*Goal:* Return every entry exactly.

--- Records provided ---

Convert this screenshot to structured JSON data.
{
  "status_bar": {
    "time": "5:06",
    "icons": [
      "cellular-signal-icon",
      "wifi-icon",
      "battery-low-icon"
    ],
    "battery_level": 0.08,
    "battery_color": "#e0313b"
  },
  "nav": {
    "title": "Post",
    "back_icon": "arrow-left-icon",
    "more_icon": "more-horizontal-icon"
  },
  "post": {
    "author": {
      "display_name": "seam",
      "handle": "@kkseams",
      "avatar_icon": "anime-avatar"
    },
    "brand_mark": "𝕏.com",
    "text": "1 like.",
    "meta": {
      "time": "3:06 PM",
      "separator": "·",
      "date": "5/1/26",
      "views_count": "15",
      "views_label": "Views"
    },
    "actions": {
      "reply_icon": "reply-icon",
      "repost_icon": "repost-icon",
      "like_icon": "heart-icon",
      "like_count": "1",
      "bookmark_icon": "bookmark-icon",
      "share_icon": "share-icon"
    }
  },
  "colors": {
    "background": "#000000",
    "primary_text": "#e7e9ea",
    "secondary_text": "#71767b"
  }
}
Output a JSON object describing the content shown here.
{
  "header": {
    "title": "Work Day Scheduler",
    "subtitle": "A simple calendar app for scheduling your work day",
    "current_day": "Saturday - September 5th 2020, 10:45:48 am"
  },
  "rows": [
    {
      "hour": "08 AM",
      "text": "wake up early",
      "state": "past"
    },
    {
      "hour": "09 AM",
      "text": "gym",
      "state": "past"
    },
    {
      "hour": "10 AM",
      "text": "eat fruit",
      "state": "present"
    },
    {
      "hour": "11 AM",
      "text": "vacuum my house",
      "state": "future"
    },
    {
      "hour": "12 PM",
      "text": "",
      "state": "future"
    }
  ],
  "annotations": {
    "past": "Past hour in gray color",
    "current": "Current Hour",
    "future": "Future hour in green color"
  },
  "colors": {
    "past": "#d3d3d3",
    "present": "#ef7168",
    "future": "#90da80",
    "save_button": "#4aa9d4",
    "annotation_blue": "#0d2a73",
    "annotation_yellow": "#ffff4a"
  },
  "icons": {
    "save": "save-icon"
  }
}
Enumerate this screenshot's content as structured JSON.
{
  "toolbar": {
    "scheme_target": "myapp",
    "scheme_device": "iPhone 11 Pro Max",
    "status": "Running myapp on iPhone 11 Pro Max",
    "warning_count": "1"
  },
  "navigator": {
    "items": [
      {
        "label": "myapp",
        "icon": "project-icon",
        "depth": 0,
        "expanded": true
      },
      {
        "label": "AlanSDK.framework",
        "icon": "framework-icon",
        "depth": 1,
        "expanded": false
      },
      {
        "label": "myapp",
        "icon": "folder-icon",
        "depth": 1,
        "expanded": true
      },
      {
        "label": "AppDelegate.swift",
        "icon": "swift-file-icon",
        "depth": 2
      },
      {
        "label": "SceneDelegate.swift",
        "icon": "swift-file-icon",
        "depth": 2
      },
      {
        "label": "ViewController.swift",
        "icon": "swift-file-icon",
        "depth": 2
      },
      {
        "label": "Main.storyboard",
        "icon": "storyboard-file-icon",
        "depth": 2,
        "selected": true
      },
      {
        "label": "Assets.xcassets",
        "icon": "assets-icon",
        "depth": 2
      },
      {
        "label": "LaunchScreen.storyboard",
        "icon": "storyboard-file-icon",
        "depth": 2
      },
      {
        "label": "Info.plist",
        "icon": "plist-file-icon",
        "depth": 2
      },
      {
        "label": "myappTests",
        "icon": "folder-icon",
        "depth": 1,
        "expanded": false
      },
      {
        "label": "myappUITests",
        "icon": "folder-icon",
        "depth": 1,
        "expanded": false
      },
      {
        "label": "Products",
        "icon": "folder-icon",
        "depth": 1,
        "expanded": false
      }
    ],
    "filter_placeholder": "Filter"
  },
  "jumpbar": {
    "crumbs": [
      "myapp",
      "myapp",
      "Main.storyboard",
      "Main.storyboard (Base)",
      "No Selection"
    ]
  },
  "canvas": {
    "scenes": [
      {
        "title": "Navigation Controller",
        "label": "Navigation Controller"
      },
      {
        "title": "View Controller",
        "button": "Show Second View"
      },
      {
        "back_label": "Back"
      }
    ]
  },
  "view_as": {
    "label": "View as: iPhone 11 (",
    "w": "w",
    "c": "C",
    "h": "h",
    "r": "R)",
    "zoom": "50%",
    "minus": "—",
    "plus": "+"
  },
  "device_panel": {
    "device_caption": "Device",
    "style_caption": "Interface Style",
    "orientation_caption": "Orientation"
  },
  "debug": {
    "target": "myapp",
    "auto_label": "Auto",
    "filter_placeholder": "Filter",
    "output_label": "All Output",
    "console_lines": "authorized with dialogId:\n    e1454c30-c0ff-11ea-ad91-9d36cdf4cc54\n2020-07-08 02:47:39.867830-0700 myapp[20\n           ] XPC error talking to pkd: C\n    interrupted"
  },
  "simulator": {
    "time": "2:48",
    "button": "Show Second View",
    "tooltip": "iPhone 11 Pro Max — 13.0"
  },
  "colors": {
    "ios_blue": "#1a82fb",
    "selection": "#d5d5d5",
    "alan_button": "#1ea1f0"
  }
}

---

*Expected output:*
Convert this screenshot to structured JSON data.
{
  "status_bar": {
    "time": "5:06",
    "icons": [
      "cellular-signal-icon",
      "wifi-icon",
      "battery-low-icon"
    ],
    "battery_level": 0.08,
    "battery_color": "#e0313b"
  },
  "nav": {
    "title": "Post",
    "back_icon": "arrow-left-icon",
    "more_icon": "more-horizontal-icon"
  },
  "post": {
    "author": {
      "display_name": "seam",
      "handle": "@kkseams",
      "avatar_icon": "anime-avatar"
    },
    "brand_mark": "𝕏.com",
    "text": "1 like.",
    "meta": {
      "time": "3:06 PM",
      "separator": "·",
      "date": "5/1/26",
      "views_count": "15",
      "views_label": "Views"
    },
    "actions": {
      "reply_icon": "reply-icon",
      "repost_icon": "repost-icon",
      "like_icon": "heart-icon",
      "like_count": "1",
      "bookmark_icon": "bookmark-icon",
      "share_icon": "share-icon"
    }
  },
  "colors": {
    "background": "#000000",
    "primary_text": "#e7e9ea",
    "secondary_text": "#71767b"
  }
}
Output a JSON object describing the content shown here.
{
  "header": {
    "title": "Work Day Scheduler",
    "subtitle": "A simple calendar app for scheduling your work day",
    "current_day": "Saturday - September 5th 2020, 10:45:48 am"
  },
  "rows": [
    {
      "hour": "08 AM",
      "text": "wake up early",
      "state": "past"
    },
    {
      "hour": "09 AM",
      "text": "gym",
      "state": "past"
    },
    {
      "hour": "10 AM",
      "text": "eat fruit",
      "state": "present"
    },
    {
      "hour": "11 AM",
      "text": "vacuum my house",
      "state": "future"
    },
    {
      "hour": "12 PM",
      "text": "",
      "state": "future"
    }
  ],
  "annotations": {
    "past": "Past hour in gray color",
    "current": "Current Hour",
    "future": "Future hour in green color"
  },
  "colors": {
    "past": "#d3d3d3",
    "present": "#ef7168",
    "future": "#90da80",
    "save_button": "#4aa9d4",
    "annotation_blue": "#0d2a73",
    "annotation_yellow": "#ffff4a"
  },
  "icons": {
    "save": "save-icon"
  }
}
Enumerate this screenshot's content as structured JSON.
{
  "toolbar": {
    "scheme_target": "myapp",
    "scheme_device": "iPhone 11 Pro Max",
    "status": "Running myapp on iPhone 11 Pro Max",
    "warning_count": "1"
  },
  "navigator": {
    "items": [
      {
        "label": "myapp",
        "icon": "project-icon",
        "depth": 0,
        "expanded": true
      },
      {
        "label": "AlanSDK.framework",
        "icon": "framework-icon",
        "depth": 1,
        "expanded": false
      },
      {
        "label": "myapp",
        "icon": "folder-icon",
        "depth": 1,
        "expanded": true
      },
      {
        "label": "AppDelegate.swift",
        "icon": "swift-file-icon",
        "depth": 2
      },
      {
        "label": "SceneDelegate.swift",
        "icon": "swift-file-icon",
        "depth": 2
      },
      {
        "label": "ViewController.swift",
        "icon": "swift-file-icon",
        "depth": 2
      },
      {
        "label": "Main.storyboard",
        "icon": "storyboard-file-icon",
        "depth": 2,
        "selected": true
      },
      {
        "label": "Assets.xcassets",
        "icon": "assets-icon",
        "depth": 2
      },
      {
        "label": "LaunchScreen.storyboard",
        "icon": "storyboard-file-icon",
        "depth": 2
      },
      {
        "label": "Info.plist",
        "icon": "plist-file-icon",
        "depth": 2
      },
      {
        "label": "myappTests",
        "icon": "folder-icon",
        "depth": 1,
        "expanded": false
      },
      {
        "label": "myappUITests",
        "icon": "folder-icon",
        "depth": 1,
        "expanded": false
      },
      {
        "label": "Products",
        "icon": "folder-icon",
        "depth": 1,
        "expanded": false
      }
    ],
    "filter_placeholder": "Filter"
  },
  "jumpbar": {
    "crumbs": [
      "myapp",
      "myapp",
      "Main.storyboard",
      "Main.storyboard (Base)",
      "No Selection"
    ]
  },
  "canvas": {
    "scenes": [
      {
        "title": "Navigation Controller",
        "label": "Navigation Controller"
      },
      {
        "title": "View Controller",
        "button": "Show Second View"
      },
      {
        "back_label": "Back"
      }
    ]
  },
  "view_as": {
    "label": "View as: iPhone 11 (",
    "w": "w",
    "c": "C",
    "h": "h",
    "r": "R)",
    "zoom": "50%",
    "minus": "—",
    "plus": "+"
  },
  "device_panel": {
    "device_caption": "Device",
    "style_caption": "Interface Style",
    "orientation_caption": "Orientation"
  },
  "debug": {
    "target": "myapp",
    "auto_label": "Auto",
    "filter_placeholder": "Filter",
    "output_label": "All Output",
    "console_lines": "authorized with dialogId:\n    e1454c30-c0ff-11ea-ad91-9d36cdf4cc54\n2020-07-08 02:47:39.867830-0700 myapp[20\n           ] XPC error talking to pkd: C\n    interrupted"
  },
  "simulator": {
    "time": "2:48",
    "button": "Show Second View",
    "tooltip": "iPhone 11 Pro Max — 13.0"
  },
  "colors": {
    "ios_blue": "#1a82fb",
    "selection": "#d5d5d5",
    "alan_button": "#1ea1f0"
  }
}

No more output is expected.